## START Supplied material

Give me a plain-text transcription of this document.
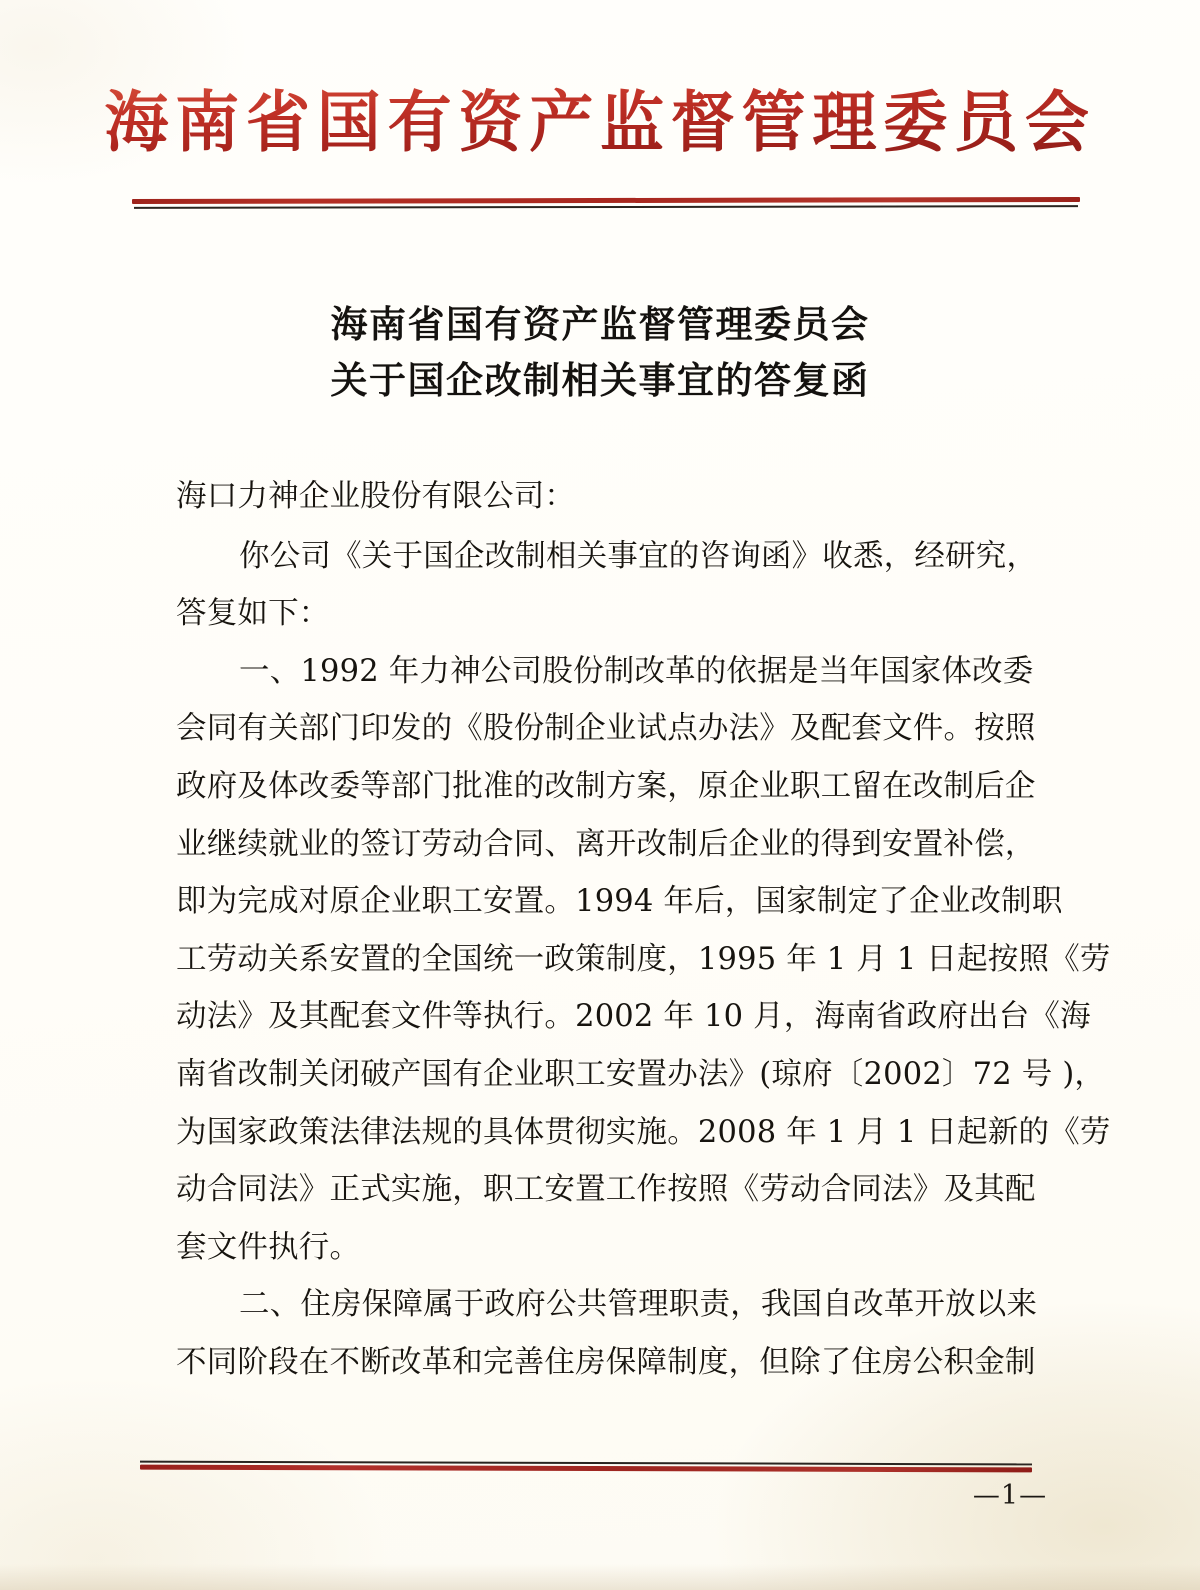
海南省国有资产监督管理委员会
海南省国有资产监督管理委员会
关于国企改制相关事宜的答复函
海口力神企业股份有限公司：
你公司《关于国企改制相关事宜的咨询函》收悉，经研究，
答复如下：
一、1992 年力神公司股份制改革的依据是当年国家体改委
会同有关部门印发的《股份制企业试点办法》及配套文件。按照
政府及体改委等部门批准的改制方案，原企业职工留在改制后企
业继续就业的签订劳动合同、离开改制后企业的得到安置补偿，
即为完成对原企业职工安置。1994 年后，国家制定了企业改制职
工劳动关系安置的全国统一政策制度，1995 年 1 月 1 日起按照《劳
动法》及其配套文件等执行。2002 年 10 月，海南省政府出台《海
南省改制关闭破产国有企业职工安置办法》(琼府〔2002〕72 号 )，
为国家政策法律法规的具体贯彻实施。2008 年 1 月 1 日起新的《劳
动合同法》正式实施，职工安置工作按照《劳动合同法》及其配
套文件执行。
二、住房保障属于政府公共管理职责，我国自改革开放以来
不同阶段在不断改革和完善住房保障制度，但除了住房公积金制
—1—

## END Supplied material

To do – The pictures in the entries should be left out; output everything else exactly.

Written response –
Give me a plain-text transcription of this document.
海南省国有资产监督管理委员会
海南省国有资产监督管理委员会
关于国企改制相关事宜的答复函
海口力神企业股份有限公司：
你公司《关于国企改制相关事宜的咨询函》收悉，经研究，
答复如下：
一、1992 年力神公司股份制改革的依据是当年国家体改委
会同有关部门印发的《股份制企业试点办法》及配套文件。按照
政府及体改委等部门批准的改制方案，原企业职工留在改制后企
业继续就业的签订劳动合同、离开改制后企业的得到安置补偿，
即为完成对原企业职工安置。1994 年后，国家制定了企业改制职
工劳动关系安置的全国统一政策制度，1995 年 1 月 1 日起按照《劳
动法》及其配套文件等执行。2002 年 10 月，海南省政府出台《海
南省改制关闭破产国有企业职工安置办法》(琼府〔2002〕72 号 )，
为国家政策法律法规的具体贯彻实施。2008 年 1 月 1 日起新的《劳
动合同法》正式实施，职工安置工作按照《劳动合同法》及其配
套文件执行。
二、住房保障属于政府公共管理职责，我国自改革开放以来
不同阶段在不断改革和完善住房保障制度，但除了住房公积金制
—1—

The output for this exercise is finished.